● Exercise aim: Every record should be copied exactly, except that pictures are to be omitted.

Stored items from a collection:
[Begin]
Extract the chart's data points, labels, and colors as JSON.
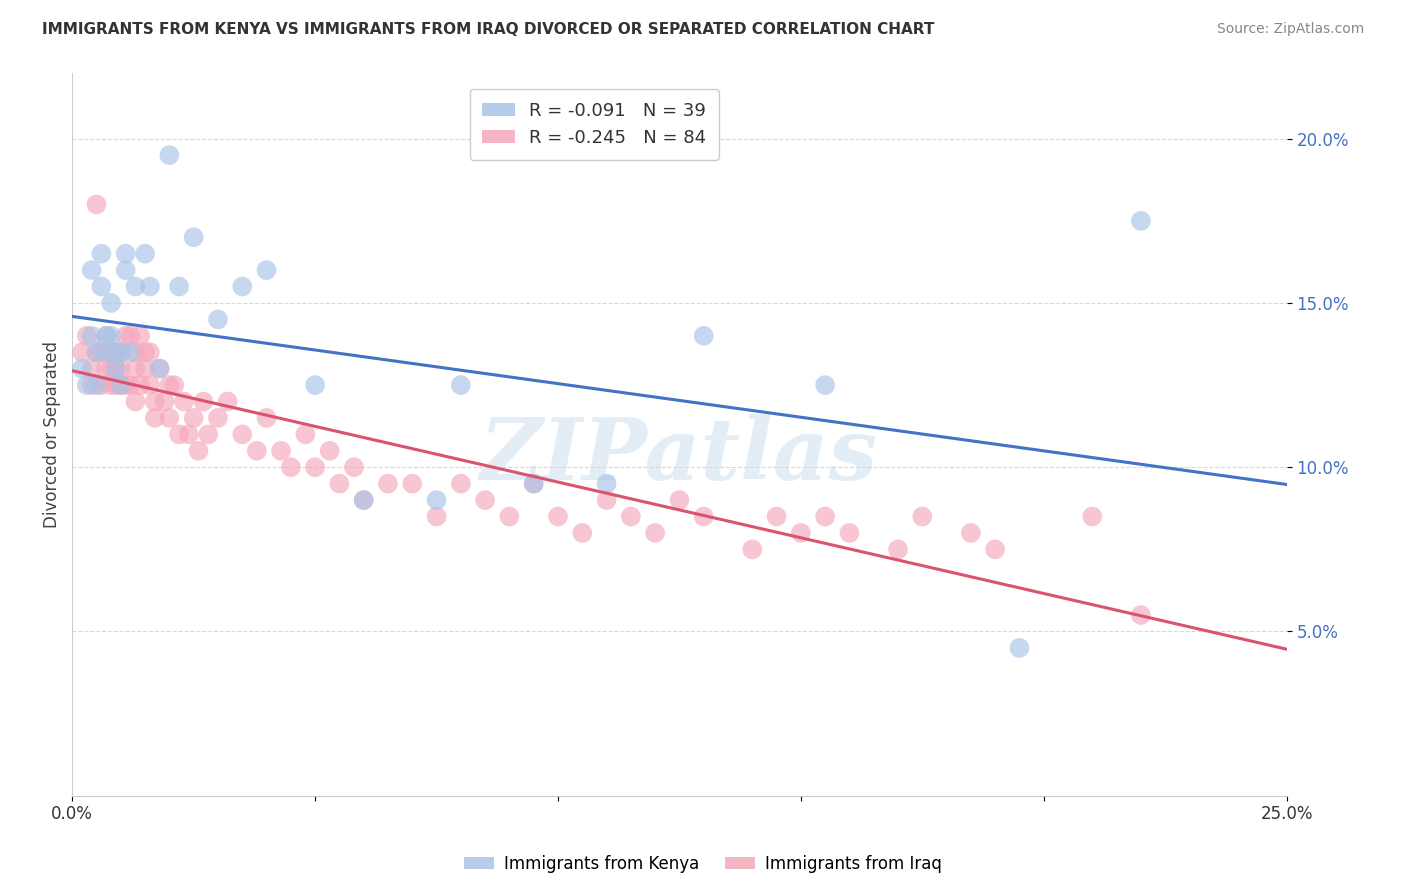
{
  "title": "IMMIGRANTS FROM KENYA VS IMMIGRANTS FROM IRAQ DIVORCED OR SEPARATED CORRELATION CHART",
  "source": "Source: ZipAtlas.com",
  "ylabel": "Divorced or Separated",
  "watermark": "ZIPatlas",
  "xlim": [
    0.0,
    0.25
  ],
  "ylim": [
    0.0,
    0.22
  ],
  "yticks": [
    0.05,
    0.1,
    0.15,
    0.2
  ],
  "R_kenya": -0.091,
  "N_kenya": 39,
  "R_iraq": -0.245,
  "N_iraq": 84,
  "color_kenya": "#a8c4e8",
  "color_iraq": "#f5a8bb",
  "line_color_kenya": "#4472c4",
  "line_color_iraq": "#d9546e",
  "background_color": "#ffffff",
  "grid_color": "#d8d8d8",
  "kenya_x": [
    0.002,
    0.003,
    0.004,
    0.004,
    0.005,
    0.005,
    0.006,
    0.006,
    0.007,
    0.007,
    0.008,
    0.008,
    0.009,
    0.009,
    0.01,
    0.01,
    0.011,
    0.011,
    0.012,
    0.013,
    0.015,
    0.016,
    0.018,
    0.02,
    0.022,
    0.025,
    0.03,
    0.035,
    0.04,
    0.05,
    0.06,
    0.075,
    0.08,
    0.095,
    0.11,
    0.13,
    0.155,
    0.195,
    0.22
  ],
  "kenya_y": [
    0.13,
    0.125,
    0.14,
    0.16,
    0.135,
    0.125,
    0.165,
    0.155,
    0.14,
    0.135,
    0.15,
    0.14,
    0.135,
    0.13,
    0.135,
    0.125,
    0.165,
    0.16,
    0.135,
    0.155,
    0.165,
    0.155,
    0.13,
    0.195,
    0.155,
    0.17,
    0.145,
    0.155,
    0.16,
    0.125,
    0.09,
    0.09,
    0.125,
    0.095,
    0.095,
    0.14,
    0.125,
    0.045,
    0.175
  ],
  "iraq_x": [
    0.002,
    0.003,
    0.004,
    0.004,
    0.005,
    0.005,
    0.006,
    0.006,
    0.007,
    0.007,
    0.008,
    0.008,
    0.008,
    0.009,
    0.009,
    0.009,
    0.01,
    0.01,
    0.01,
    0.011,
    0.011,
    0.012,
    0.012,
    0.013,
    0.013,
    0.013,
    0.014,
    0.014,
    0.015,
    0.015,
    0.016,
    0.016,
    0.017,
    0.017,
    0.018,
    0.019,
    0.02,
    0.02,
    0.021,
    0.022,
    0.023,
    0.024,
    0.025,
    0.026,
    0.027,
    0.028,
    0.03,
    0.032,
    0.035,
    0.038,
    0.04,
    0.043,
    0.045,
    0.048,
    0.05,
    0.053,
    0.055,
    0.058,
    0.06,
    0.065,
    0.07,
    0.075,
    0.08,
    0.085,
    0.09,
    0.095,
    0.1,
    0.105,
    0.11,
    0.115,
    0.12,
    0.125,
    0.13,
    0.14,
    0.145,
    0.15,
    0.155,
    0.16,
    0.17,
    0.175,
    0.185,
    0.19,
    0.21,
    0.22
  ],
  "iraq_y": [
    0.135,
    0.14,
    0.125,
    0.13,
    0.18,
    0.135,
    0.135,
    0.125,
    0.14,
    0.13,
    0.135,
    0.13,
    0.125,
    0.135,
    0.13,
    0.125,
    0.135,
    0.13,
    0.125,
    0.14,
    0.125,
    0.14,
    0.125,
    0.135,
    0.13,
    0.12,
    0.14,
    0.125,
    0.135,
    0.13,
    0.135,
    0.125,
    0.12,
    0.115,
    0.13,
    0.12,
    0.125,
    0.115,
    0.125,
    0.11,
    0.12,
    0.11,
    0.115,
    0.105,
    0.12,
    0.11,
    0.115,
    0.12,
    0.11,
    0.105,
    0.115,
    0.105,
    0.1,
    0.11,
    0.1,
    0.105,
    0.095,
    0.1,
    0.09,
    0.095,
    0.095,
    0.085,
    0.095,
    0.09,
    0.085,
    0.095,
    0.085,
    0.08,
    0.09,
    0.085,
    0.08,
    0.09,
    0.085,
    0.075,
    0.085,
    0.08,
    0.085,
    0.08,
    0.075,
    0.085,
    0.08,
    0.075,
    0.085,
    0.055
  ]
}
[End]
● Right answer:
Extract the chart's data points, labels, and colors as JSON.
{
  "title": "IMMIGRANTS FROM KENYA VS IMMIGRANTS FROM IRAQ DIVORCED OR SEPARATED CORRELATION CHART",
  "source": "Source: ZipAtlas.com",
  "ylabel": "Divorced or Separated",
  "watermark": "ZIPatlas",
  "xlim": [
    0.0,
    0.25
  ],
  "ylim": [
    0.0,
    0.22
  ],
  "yticks": [
    0.05,
    0.1,
    0.15,
    0.2
  ],
  "R_kenya": -0.091,
  "N_kenya": 39,
  "R_iraq": -0.245,
  "N_iraq": 84,
  "color_kenya": "#a8c4e8",
  "color_iraq": "#f5a8bb",
  "line_color_kenya": "#4472c4",
  "line_color_iraq": "#d9546e",
  "background_color": "#ffffff",
  "grid_color": "#d8d8d8",
  "kenya_x": [
    0.002,
    0.003,
    0.004,
    0.004,
    0.005,
    0.005,
    0.006,
    0.006,
    0.007,
    0.007,
    0.008,
    0.008,
    0.009,
    0.009,
    0.01,
    0.01,
    0.011,
    0.011,
    0.012,
    0.013,
    0.015,
    0.016,
    0.018,
    0.02,
    0.022,
    0.025,
    0.03,
    0.035,
    0.04,
    0.05,
    0.06,
    0.075,
    0.08,
    0.095,
    0.11,
    0.13,
    0.155,
    0.195,
    0.22
  ],
  "kenya_y": [
    0.13,
    0.125,
    0.14,
    0.16,
    0.135,
    0.125,
    0.165,
    0.155,
    0.14,
    0.135,
    0.15,
    0.14,
    0.135,
    0.13,
    0.135,
    0.125,
    0.165,
    0.16,
    0.135,
    0.155,
    0.165,
    0.155,
    0.13,
    0.195,
    0.155,
    0.17,
    0.145,
    0.155,
    0.16,
    0.125,
    0.09,
    0.09,
    0.125,
    0.095,
    0.095,
    0.14,
    0.125,
    0.045,
    0.175
  ],
  "iraq_x": [
    0.002,
    0.003,
    0.004,
    0.004,
    0.005,
    0.005,
    0.006,
    0.006,
    0.007,
    0.007,
    0.008,
    0.008,
    0.008,
    0.009,
    0.009,
    0.009,
    0.01,
    0.01,
    0.01,
    0.011,
    0.011,
    0.012,
    0.012,
    0.013,
    0.013,
    0.013,
    0.014,
    0.014,
    0.015,
    0.015,
    0.016,
    0.016,
    0.017,
    0.017,
    0.018,
    0.019,
    0.02,
    0.02,
    0.021,
    0.022,
    0.023,
    0.024,
    0.025,
    0.026,
    0.027,
    0.028,
    0.03,
    0.032,
    0.035,
    0.038,
    0.04,
    0.043,
    0.045,
    0.048,
    0.05,
    0.053,
    0.055,
    0.058,
    0.06,
    0.065,
    0.07,
    0.075,
    0.08,
    0.085,
    0.09,
    0.095,
    0.1,
    0.105,
    0.11,
    0.115,
    0.12,
    0.125,
    0.13,
    0.14,
    0.145,
    0.15,
    0.155,
    0.16,
    0.17,
    0.175,
    0.185,
    0.19,
    0.21,
    0.22
  ],
  "iraq_y": [
    0.135,
    0.14,
    0.125,
    0.13,
    0.18,
    0.135,
    0.135,
    0.125,
    0.14,
    0.13,
    0.135,
    0.13,
    0.125,
    0.135,
    0.13,
    0.125,
    0.135,
    0.13,
    0.125,
    0.14,
    0.125,
    0.14,
    0.125,
    0.135,
    0.13,
    0.12,
    0.14,
    0.125,
    0.135,
    0.13,
    0.135,
    0.125,
    0.12,
    0.115,
    0.13,
    0.12,
    0.125,
    0.115,
    0.125,
    0.11,
    0.12,
    0.11,
    0.115,
    0.105,
    0.12,
    0.11,
    0.115,
    0.12,
    0.11,
    0.105,
    0.115,
    0.105,
    0.1,
    0.11,
    0.1,
    0.105,
    0.095,
    0.1,
    0.09,
    0.095,
    0.095,
    0.085,
    0.095,
    0.09,
    0.085,
    0.095,
    0.085,
    0.08,
    0.09,
    0.085,
    0.08,
    0.09,
    0.085,
    0.075,
    0.085,
    0.08,
    0.085,
    0.08,
    0.075,
    0.085,
    0.08,
    0.075,
    0.085,
    0.055
  ]
}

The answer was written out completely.